AIM OF THE EXERCISE: Find the word "Volume" in the data. Return every line where it appears.

::::

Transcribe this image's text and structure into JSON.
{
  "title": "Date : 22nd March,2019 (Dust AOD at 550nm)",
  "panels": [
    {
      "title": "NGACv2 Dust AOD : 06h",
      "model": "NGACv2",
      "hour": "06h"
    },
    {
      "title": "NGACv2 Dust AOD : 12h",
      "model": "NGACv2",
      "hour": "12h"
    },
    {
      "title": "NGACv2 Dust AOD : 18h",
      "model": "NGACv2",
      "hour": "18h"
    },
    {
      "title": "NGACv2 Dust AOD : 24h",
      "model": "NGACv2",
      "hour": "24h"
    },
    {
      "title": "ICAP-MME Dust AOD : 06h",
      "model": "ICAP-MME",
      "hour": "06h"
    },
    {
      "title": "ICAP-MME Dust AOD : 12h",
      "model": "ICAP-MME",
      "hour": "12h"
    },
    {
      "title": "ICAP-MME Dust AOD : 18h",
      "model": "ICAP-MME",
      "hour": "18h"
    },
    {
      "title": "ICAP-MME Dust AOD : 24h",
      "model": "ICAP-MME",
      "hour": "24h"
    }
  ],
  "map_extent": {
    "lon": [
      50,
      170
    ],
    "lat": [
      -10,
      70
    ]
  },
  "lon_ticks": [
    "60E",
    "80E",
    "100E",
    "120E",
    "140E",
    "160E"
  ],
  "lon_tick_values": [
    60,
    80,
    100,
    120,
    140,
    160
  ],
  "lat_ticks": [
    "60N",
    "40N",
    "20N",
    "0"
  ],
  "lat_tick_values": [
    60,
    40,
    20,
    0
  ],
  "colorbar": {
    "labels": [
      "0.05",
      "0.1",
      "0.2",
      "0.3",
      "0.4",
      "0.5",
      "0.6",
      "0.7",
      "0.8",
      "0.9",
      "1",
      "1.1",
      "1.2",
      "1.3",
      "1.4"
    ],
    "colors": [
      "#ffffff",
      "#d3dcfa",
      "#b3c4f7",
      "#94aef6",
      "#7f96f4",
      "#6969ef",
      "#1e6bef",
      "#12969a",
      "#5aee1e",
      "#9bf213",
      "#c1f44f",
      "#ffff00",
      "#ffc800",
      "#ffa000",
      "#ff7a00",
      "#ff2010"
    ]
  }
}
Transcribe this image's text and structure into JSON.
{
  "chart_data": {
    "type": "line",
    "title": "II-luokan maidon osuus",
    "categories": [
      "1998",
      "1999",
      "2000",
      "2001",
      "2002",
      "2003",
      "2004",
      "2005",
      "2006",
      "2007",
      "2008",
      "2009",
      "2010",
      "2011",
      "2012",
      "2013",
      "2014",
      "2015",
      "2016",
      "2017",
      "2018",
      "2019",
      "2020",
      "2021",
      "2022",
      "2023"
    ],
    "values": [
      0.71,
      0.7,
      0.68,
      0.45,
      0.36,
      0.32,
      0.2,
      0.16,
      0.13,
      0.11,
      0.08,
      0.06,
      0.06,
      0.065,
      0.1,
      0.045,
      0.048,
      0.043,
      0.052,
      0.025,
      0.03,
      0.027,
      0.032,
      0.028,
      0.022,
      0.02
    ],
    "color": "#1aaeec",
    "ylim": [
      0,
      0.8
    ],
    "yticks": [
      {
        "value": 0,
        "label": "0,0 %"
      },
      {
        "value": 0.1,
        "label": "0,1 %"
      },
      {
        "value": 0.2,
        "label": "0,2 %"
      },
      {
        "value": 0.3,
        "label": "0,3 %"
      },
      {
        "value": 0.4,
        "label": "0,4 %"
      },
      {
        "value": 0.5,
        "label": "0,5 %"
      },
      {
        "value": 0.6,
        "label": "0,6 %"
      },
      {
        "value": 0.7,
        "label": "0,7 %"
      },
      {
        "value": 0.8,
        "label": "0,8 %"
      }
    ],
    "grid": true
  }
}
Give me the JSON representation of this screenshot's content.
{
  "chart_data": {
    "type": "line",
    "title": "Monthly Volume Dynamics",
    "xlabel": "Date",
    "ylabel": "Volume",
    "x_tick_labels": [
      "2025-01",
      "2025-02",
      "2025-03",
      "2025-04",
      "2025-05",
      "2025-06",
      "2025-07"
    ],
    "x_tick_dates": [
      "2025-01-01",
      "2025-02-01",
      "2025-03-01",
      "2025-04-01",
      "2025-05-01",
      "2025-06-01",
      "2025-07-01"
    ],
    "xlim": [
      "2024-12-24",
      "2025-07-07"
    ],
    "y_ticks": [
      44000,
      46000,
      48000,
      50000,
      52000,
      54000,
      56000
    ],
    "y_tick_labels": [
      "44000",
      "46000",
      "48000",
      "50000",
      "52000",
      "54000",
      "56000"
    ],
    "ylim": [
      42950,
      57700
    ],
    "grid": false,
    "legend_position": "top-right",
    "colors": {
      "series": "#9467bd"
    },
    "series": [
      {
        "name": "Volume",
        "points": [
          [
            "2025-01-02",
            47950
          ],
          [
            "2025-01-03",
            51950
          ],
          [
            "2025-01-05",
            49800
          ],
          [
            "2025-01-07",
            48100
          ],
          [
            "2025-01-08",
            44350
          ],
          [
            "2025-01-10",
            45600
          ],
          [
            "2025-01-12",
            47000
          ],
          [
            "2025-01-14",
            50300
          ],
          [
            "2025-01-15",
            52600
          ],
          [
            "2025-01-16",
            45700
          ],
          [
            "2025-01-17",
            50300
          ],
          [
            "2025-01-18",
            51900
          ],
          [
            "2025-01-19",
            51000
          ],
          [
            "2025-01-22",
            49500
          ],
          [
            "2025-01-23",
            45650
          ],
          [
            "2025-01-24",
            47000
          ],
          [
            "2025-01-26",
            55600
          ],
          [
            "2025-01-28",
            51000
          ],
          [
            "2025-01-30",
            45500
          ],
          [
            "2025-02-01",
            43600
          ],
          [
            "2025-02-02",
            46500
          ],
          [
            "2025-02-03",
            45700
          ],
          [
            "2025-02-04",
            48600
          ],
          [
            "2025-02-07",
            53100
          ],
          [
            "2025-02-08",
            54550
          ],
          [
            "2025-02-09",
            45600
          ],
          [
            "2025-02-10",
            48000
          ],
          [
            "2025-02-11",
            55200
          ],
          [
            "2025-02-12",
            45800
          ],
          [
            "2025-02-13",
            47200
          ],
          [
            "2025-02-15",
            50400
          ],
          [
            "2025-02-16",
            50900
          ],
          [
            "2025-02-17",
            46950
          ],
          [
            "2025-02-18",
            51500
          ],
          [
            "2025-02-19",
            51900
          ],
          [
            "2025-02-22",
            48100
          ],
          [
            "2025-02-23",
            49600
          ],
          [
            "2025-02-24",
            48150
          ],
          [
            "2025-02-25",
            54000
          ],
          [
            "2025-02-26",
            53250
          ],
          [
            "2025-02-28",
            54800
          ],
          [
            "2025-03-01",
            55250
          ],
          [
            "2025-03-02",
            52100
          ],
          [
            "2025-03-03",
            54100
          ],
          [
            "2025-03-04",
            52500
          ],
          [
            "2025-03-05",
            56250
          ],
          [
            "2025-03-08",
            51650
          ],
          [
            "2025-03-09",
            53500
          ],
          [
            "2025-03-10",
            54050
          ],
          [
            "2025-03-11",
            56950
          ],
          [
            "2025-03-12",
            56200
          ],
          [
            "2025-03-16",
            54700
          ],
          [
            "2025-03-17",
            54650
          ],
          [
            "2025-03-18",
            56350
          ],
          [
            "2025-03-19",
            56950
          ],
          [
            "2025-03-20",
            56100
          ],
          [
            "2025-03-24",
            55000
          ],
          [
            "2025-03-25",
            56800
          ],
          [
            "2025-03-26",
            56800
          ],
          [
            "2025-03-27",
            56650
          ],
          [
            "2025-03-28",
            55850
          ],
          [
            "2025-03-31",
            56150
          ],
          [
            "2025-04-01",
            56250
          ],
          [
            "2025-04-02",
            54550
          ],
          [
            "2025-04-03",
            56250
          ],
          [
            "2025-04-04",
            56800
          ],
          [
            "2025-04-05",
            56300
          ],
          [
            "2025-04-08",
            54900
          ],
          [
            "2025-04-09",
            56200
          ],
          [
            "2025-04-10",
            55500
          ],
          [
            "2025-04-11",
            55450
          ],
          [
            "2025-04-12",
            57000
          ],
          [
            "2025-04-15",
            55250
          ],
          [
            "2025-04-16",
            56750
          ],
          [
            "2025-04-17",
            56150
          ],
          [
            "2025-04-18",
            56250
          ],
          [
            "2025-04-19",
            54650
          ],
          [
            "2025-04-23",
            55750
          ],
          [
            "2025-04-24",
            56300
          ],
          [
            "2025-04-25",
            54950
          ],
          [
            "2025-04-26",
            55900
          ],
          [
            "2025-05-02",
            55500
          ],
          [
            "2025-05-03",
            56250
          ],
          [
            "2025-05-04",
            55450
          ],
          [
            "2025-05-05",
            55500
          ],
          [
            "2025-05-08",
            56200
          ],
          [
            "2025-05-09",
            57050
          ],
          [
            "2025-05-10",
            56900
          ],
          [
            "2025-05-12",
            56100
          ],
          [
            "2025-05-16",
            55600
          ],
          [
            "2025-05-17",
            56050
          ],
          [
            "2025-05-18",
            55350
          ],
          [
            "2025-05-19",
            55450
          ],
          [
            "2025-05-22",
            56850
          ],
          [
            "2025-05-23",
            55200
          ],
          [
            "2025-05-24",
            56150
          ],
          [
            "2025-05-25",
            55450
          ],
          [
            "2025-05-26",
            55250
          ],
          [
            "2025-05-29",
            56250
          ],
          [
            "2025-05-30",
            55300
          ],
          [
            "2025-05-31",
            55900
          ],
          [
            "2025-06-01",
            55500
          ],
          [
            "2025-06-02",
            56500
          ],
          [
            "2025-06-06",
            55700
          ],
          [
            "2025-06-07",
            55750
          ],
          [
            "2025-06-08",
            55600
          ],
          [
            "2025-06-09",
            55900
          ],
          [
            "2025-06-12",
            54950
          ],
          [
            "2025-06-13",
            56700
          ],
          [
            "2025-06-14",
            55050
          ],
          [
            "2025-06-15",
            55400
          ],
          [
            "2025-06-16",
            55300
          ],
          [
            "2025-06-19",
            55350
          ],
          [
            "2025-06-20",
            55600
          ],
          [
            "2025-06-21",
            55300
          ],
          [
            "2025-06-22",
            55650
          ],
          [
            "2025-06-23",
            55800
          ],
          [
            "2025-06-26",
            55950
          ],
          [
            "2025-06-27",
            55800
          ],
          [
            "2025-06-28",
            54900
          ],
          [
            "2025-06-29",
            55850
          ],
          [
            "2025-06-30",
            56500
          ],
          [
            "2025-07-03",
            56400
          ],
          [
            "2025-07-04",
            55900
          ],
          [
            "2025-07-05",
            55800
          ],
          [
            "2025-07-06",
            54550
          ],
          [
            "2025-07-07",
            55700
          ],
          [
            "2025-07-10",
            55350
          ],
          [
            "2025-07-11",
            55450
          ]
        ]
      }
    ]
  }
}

::::

EXPECTED ANSWER:
    "title": "Monthly Volume Dynamics",
    "ylabel": "Volume",
        "name": "Volume",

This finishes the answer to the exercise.